— WORK TO DO —
Check every line below for the word "Einzugsermächtigung" and show those that hold it.

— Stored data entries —
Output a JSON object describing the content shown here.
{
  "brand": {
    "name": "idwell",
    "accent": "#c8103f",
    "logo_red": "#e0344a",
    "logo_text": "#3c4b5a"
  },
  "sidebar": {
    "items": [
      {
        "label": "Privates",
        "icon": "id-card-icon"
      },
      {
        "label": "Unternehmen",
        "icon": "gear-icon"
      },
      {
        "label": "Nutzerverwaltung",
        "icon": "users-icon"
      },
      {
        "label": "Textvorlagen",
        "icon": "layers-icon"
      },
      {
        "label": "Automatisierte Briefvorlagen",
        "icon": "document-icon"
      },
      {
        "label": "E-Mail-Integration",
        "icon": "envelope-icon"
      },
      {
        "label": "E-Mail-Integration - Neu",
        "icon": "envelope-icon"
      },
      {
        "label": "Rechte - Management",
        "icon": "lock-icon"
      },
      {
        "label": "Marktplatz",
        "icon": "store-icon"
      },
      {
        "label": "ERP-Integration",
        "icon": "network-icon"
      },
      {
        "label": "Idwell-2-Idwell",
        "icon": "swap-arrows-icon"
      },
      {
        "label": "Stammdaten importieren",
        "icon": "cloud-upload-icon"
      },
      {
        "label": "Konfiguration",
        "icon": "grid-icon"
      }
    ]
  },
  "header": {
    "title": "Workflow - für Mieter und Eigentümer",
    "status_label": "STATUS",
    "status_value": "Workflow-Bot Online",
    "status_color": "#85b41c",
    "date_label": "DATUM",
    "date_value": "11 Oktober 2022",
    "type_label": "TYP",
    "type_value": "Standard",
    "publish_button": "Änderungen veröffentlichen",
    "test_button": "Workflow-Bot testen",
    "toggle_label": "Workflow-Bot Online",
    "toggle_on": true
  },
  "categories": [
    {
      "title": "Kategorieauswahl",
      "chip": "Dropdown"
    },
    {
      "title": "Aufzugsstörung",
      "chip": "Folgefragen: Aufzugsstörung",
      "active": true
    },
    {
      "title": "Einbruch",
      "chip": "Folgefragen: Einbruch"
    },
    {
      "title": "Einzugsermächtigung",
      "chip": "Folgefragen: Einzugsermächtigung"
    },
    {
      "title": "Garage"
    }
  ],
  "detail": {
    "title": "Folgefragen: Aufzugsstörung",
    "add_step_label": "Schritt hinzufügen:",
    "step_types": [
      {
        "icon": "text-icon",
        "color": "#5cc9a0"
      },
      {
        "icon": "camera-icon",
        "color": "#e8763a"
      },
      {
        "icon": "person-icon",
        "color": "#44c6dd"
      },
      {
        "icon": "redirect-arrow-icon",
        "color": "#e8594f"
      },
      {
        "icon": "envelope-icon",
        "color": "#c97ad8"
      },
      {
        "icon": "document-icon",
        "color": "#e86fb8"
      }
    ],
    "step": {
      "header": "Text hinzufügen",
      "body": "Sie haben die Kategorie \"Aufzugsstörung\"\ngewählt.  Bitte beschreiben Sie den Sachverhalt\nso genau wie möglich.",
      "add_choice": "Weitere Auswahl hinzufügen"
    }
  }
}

— TASK RESULT —
      "title": "Einzugsermächtigung",
      "chip": "Folgefragen: Einzugsermächtigung"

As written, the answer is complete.